◆ WHAT YOU WILL DO ◆
Give back the full material, exactly as it reads.
_ _ _
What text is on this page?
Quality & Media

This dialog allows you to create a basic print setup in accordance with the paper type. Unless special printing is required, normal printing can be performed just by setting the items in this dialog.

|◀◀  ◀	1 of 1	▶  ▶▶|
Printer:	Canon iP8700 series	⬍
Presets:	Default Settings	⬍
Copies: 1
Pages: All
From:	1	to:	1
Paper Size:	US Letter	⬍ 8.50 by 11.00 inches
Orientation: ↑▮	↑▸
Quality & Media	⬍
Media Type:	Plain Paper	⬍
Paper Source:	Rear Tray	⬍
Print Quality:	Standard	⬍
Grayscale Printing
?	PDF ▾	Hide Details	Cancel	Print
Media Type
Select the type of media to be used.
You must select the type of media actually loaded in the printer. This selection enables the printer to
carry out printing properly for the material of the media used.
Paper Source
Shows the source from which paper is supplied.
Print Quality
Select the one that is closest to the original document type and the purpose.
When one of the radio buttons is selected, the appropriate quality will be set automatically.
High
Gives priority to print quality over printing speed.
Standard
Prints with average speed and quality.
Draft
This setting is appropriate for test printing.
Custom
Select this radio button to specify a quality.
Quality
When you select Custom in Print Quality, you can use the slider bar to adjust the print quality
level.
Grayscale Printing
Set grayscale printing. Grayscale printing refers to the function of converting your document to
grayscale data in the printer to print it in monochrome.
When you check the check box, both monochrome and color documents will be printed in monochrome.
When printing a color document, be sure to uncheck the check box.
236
_ _ _
◆ COMPLETE RESPONSE ◆
What text is on this page?
Quality & Media

This dialog allows you to create a basic print setup in accordance with the paper type. Unless special printing is required, normal printing can be performed just by setting the items in this dialog.

|◀◀  ◀	1 of 1	▶  ▶▶|
Printer:	Canon iP8700 series	⬍
Presets:	Default Settings	⬍
Copies: 1
Pages: All
From:	1	to:	1
Paper Size:	US Letter	⬍ 8.50 by 11.00 inches
Orientation: ↑▮	↑▸
Quality & Media	⬍
Media Type:	Plain Paper	⬍
Paper Source:	Rear Tray	⬍
Print Quality:	Standard	⬍
Grayscale Printing
?	PDF ▾	Hide Details	Cancel	Print
Media Type
Select the type of media to be used.
You must select the type of media actually loaded in the printer. This selection enables the printer to
carry out printing properly for the material of the media used.
Paper Source
Shows the source from which paper is supplied.
Print Quality
Select the one that is closest to the original document type and the purpose.
When one of the radio buttons is selected, the appropriate quality will be set automatically.
High
Gives priority to print quality over printing speed.
Standard
Prints with average speed and quality.
Draft
This setting is appropriate for test printing.
Custom
Select this radio button to specify a quality.
Quality
When you select Custom in Print Quality, you can use the slider bar to adjust the print quality
level.
Grayscale Printing
Set grayscale printing. Grayscale printing refers to the function of converting your document to
grayscale data in the printer to print it in monochrome.
When you check the check box, both monochrome and color documents will be printed in monochrome.
When printing a color document, be sure to uncheck the check box.
236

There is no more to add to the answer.